> [Exercise aim]: Check the listing below for lines that hold "alkylés". How many are there? Please give only the number.

(Data excerpts)
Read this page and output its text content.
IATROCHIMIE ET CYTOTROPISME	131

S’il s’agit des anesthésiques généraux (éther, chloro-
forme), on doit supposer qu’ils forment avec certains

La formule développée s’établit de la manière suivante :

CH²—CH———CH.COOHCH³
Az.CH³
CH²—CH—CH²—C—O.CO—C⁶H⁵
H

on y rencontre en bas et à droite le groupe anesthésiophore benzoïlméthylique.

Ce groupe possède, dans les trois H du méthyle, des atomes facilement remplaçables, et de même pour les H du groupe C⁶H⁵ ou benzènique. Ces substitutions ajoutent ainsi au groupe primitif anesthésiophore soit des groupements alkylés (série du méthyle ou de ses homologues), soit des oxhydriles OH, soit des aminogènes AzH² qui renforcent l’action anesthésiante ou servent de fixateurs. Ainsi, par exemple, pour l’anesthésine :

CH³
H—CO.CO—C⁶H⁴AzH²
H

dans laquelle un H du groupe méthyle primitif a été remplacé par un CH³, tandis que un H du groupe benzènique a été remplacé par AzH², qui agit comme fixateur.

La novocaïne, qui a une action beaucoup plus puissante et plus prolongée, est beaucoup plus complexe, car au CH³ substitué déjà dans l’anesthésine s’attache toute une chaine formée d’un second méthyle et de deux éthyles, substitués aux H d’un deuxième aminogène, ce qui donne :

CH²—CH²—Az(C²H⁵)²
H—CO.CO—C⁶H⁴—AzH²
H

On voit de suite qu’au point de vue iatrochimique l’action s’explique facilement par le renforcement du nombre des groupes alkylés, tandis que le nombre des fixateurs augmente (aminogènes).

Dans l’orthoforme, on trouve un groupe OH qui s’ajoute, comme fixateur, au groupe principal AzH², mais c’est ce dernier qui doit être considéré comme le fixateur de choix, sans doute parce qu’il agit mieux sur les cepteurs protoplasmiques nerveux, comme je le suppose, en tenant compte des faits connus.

> [Problem solution]: 2